**EXTRACTED INFORMATION**
++++++++++
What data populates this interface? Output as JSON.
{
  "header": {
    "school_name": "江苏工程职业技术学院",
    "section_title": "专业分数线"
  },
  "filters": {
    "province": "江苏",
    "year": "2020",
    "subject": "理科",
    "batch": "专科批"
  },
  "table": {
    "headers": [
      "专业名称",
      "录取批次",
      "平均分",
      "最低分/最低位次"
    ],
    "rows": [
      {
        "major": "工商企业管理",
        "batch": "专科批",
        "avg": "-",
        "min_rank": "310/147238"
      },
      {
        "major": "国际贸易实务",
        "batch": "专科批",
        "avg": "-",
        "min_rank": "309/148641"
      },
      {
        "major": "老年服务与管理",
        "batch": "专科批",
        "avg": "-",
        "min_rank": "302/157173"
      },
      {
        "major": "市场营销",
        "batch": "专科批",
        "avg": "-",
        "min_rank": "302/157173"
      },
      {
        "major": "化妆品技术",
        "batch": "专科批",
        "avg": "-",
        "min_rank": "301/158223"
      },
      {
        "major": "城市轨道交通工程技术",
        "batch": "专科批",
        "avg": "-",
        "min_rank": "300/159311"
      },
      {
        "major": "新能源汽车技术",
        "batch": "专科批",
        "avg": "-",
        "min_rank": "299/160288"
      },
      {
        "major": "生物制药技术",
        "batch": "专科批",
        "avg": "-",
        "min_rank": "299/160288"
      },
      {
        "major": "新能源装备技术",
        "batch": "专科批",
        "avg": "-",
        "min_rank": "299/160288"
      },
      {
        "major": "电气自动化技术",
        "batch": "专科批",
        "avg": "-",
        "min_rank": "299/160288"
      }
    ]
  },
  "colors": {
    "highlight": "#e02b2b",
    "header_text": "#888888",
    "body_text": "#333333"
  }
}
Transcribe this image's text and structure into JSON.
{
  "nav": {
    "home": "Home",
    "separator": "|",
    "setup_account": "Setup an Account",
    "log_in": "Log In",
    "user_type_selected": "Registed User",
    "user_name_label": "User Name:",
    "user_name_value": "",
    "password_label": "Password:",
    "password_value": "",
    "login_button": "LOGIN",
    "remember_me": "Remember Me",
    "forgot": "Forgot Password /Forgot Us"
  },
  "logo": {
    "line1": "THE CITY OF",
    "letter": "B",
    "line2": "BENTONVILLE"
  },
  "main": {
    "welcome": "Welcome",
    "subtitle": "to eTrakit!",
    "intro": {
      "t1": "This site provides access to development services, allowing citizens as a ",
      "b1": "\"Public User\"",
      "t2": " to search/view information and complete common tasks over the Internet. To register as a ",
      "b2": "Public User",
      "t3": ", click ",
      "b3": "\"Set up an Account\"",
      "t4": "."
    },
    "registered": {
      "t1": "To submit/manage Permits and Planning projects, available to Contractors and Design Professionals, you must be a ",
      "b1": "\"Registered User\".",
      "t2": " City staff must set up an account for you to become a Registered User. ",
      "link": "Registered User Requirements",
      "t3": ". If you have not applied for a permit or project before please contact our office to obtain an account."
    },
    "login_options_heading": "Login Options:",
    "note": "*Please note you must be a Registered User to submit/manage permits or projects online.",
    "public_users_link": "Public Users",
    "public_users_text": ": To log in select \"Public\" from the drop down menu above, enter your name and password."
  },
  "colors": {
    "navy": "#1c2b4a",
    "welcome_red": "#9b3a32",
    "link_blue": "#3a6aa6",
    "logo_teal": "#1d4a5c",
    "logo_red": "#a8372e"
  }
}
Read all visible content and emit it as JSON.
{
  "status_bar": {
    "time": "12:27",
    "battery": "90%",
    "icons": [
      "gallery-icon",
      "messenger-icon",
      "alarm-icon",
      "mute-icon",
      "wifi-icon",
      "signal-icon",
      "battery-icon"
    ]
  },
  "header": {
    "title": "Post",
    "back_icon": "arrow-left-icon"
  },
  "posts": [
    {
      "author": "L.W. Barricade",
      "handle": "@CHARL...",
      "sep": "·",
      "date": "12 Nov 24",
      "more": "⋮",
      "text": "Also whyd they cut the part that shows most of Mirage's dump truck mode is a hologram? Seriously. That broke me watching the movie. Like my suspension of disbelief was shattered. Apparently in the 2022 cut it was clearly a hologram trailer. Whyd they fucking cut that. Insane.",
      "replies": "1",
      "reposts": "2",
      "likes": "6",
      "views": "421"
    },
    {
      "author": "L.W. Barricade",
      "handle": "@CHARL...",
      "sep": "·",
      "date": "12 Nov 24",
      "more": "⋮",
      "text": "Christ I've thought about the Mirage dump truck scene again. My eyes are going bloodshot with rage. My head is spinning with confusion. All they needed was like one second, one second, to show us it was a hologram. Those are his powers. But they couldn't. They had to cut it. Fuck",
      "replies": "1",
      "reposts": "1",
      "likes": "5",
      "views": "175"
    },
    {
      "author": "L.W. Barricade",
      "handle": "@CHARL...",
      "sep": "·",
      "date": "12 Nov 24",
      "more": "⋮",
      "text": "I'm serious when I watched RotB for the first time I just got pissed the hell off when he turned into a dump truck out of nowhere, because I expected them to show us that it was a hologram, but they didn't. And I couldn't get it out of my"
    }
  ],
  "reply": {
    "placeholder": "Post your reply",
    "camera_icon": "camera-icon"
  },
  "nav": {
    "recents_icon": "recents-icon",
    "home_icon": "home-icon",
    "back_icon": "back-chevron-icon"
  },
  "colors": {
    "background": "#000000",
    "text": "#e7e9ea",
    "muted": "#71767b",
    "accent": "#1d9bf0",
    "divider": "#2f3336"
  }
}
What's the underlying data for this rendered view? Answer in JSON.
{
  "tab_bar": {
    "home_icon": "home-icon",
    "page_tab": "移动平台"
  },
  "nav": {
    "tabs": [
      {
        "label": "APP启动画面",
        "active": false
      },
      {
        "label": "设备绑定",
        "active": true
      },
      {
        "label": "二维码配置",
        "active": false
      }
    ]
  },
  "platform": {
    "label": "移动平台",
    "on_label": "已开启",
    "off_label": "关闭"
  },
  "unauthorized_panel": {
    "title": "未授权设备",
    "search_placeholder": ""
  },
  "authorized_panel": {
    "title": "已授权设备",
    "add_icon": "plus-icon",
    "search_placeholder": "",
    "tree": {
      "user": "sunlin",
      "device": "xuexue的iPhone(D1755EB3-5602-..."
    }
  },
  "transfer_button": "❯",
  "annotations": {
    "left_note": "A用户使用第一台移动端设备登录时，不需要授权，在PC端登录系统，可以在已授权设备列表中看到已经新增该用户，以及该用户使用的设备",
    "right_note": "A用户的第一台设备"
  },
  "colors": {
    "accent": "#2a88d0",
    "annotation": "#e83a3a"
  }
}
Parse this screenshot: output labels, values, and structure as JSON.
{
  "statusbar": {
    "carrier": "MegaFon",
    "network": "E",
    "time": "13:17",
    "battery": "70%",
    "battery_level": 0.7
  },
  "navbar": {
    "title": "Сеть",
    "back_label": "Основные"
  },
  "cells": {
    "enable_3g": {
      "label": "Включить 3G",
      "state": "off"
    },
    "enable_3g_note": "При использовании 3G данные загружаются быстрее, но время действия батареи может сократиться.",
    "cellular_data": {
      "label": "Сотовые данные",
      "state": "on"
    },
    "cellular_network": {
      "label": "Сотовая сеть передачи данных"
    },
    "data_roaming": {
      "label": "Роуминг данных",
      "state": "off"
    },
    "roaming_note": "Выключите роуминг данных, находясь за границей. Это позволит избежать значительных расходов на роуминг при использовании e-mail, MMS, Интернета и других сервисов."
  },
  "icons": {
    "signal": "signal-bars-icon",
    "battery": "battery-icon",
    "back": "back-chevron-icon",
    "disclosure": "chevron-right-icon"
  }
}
++++++++++
**SET PROBLEM**
Copy every line from the records above that contains the word "structure".

**SOLUTION BELOW**
Transcribe this image's text and structure into JSON.
Parse this screenshot: output labels, values, and structure as JSON.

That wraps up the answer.